## DIRECTION
Every entry below should be transcribed exactly; pictures stay out of the copy.

## GIVEN INFORMATION
■ ■ ■ ■ ■

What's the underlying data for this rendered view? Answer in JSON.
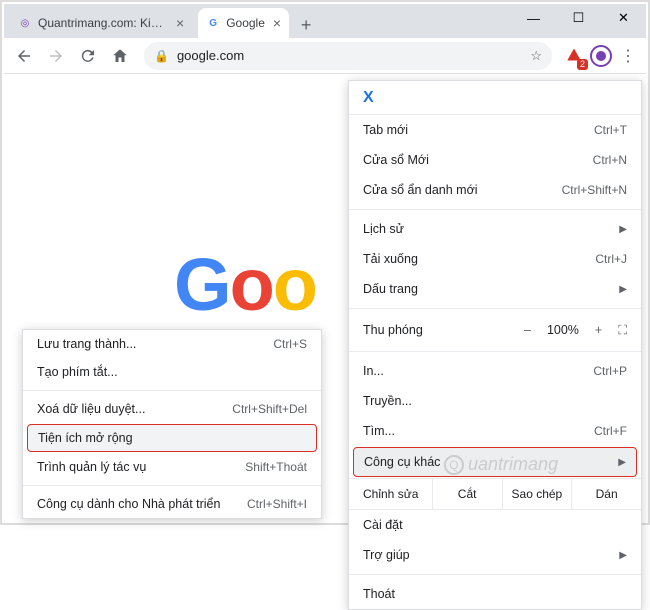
{
  "window": {
    "minimize": "—",
    "maximize": "☐",
    "close": "✕"
  },
  "tabs": [
    {
      "title": "Quantrimang.com: Kiến Thức...",
      "favicon_color": "#7b3fb5",
      "favicon_char": "◎",
      "active": false
    },
    {
      "title": "Google",
      "favicon_color": "#4285F4",
      "favicon_char": "G",
      "active": true
    }
  ],
  "newtab_label": "+",
  "toolbar": {
    "url": "google.com",
    "ext_badge": "2"
  },
  "logo": {
    "g1": "G",
    "o1": "o",
    "o2": "o"
  },
  "menu": {
    "x_icon": "X",
    "new_tab": "Tab mới",
    "new_tab_sc": "Ctrl+T",
    "new_window": "Cửa sổ Mới",
    "new_window_sc": "Ctrl+N",
    "incognito": "Cửa sổ ẩn danh mới",
    "incognito_sc": "Ctrl+Shift+N",
    "history": "Lịch sử",
    "downloads": "Tải xuống",
    "downloads_sc": "Ctrl+J",
    "bookmarks": "Dấu trang",
    "zoom_label": "Thu phóng",
    "zoom_minus": "–",
    "zoom_pct": "100%",
    "zoom_plus": "+",
    "zoom_full": "⛶",
    "print": "In...",
    "print_sc": "Ctrl+P",
    "cast": "Truyền...",
    "find": "Tìm...",
    "find_sc": "Ctrl+F",
    "more_tools": "Công cụ khác",
    "edit_label": "Chỉnh sửa",
    "cut": "Cắt",
    "copy": "Sao chép",
    "paste": "Dán",
    "settings": "Cài đặt",
    "help": "Trợ giúp",
    "exit": "Thoát"
  },
  "submenu": {
    "save_page": "Lưu trang thành...",
    "save_page_sc": "Ctrl+S",
    "create_shortcut": "Tạo phím tắt...",
    "clear_data": "Xoá dữ liệu duyệt...",
    "clear_data_sc": "Ctrl+Shift+Del",
    "extensions": "Tiện ích mở rộng",
    "task_manager": "Trình quản lý tác vụ",
    "task_manager_sc": "Shift+Thoát",
    "dev_tools": "Công cụ dành cho Nhà phát triển",
    "dev_tools_sc": "Ctrl+Shift+I"
  },
  "watermark": "uantrimang"
}
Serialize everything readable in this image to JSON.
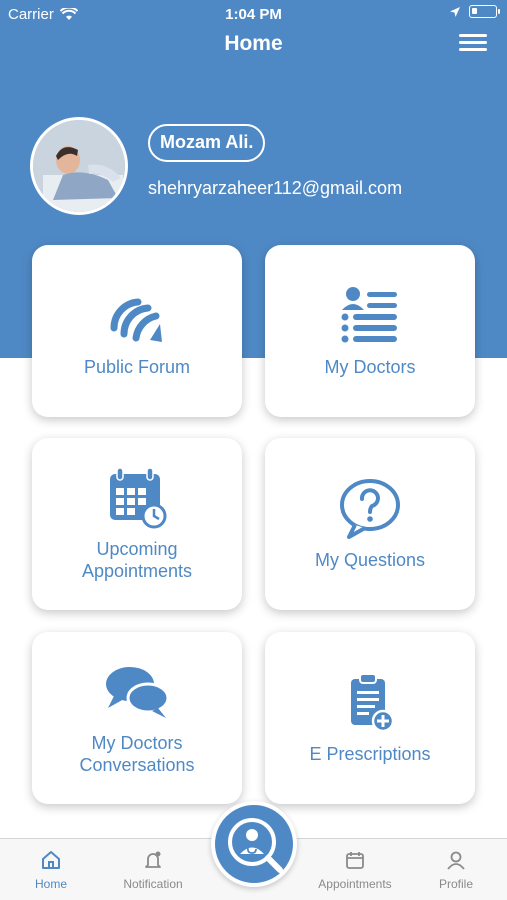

■ ■ ■ ■ ■

## TASK ANSWER
What's the underlying data for this rendered view? Answer in JSON.
{
  "window": {
    "minimize": "—",
    "maximize": "☐",
    "close": "✕"
  },
  "tabs": [
    {
      "title": "Quantrimang.com: Kiến Thức...",
      "favicon_color": "#7b3fb5",
      "favicon_char": "◎",
      "active": false
    },
    {
      "title": "Google",
      "favicon_color": "#4285F4",
      "favicon_char": "G",
      "active": true
    }
  ],
  "newtab_label": "+",
  "toolbar": {
    "url": "google.com",
    "ext_badge": "2"
  },
  "logo": {
    "g1": "G",
    "o1": "o",
    "o2": "o"
  },
  "menu": {
    "x_icon": "X",
    "new_tab": "Tab mới",
    "new_tab_sc": "Ctrl+T",
    "new_window": "Cửa sổ Mới",
    "new_window_sc": "Ctrl+N",
    "incognito": "Cửa sổ ẩn danh mới",
    "incognito_sc": "Ctrl+Shift+N",
    "history": "Lịch sử",
    "downloads": "Tải xuống",
    "downloads_sc": "Ctrl+J",
    "bookmarks": "Dấu trang",
    "zoom_label": "Thu phóng",
    "zoom_minus": "–",
    "zoom_pct": "100%",
    "zoom_plus": "+",
    "zoom_full": "⛶",
    "print": "In...",
    "print_sc": "Ctrl+P",
    "cast": "Truyền...",
    "find": "Tìm...",
    "find_sc": "Ctrl+F",
    "more_tools": "Công cụ khác",
    "edit_label": "Chỉnh sửa",
    "cut": "Cắt",
    "copy": "Sao chép",
    "paste": "Dán",
    "settings": "Cài đặt",
    "help": "Trợ giúp",
    "exit": "Thoát"
  },
  "submenu": {
    "save_page": "Lưu trang thành...",
    "save_page_sc": "Ctrl+S",
    "create_shortcut": "Tạo phím tắt...",
    "clear_data": "Xoá dữ liệu duyệt...",
    "clear_data_sc": "Ctrl+Shift+Del",
    "extensions": "Tiện ích mở rộng",
    "task_manager": "Trình quản lý tác vụ",
    "task_manager_sc": "Shift+Thoát",
    "dev_tools": "Công cụ dành cho Nhà phát triển",
    "dev_tools_sc": "Ctrl+Shift+I"
  },
  "watermark": "uantrimang"
}
Serialize everything readable in this image to JSON.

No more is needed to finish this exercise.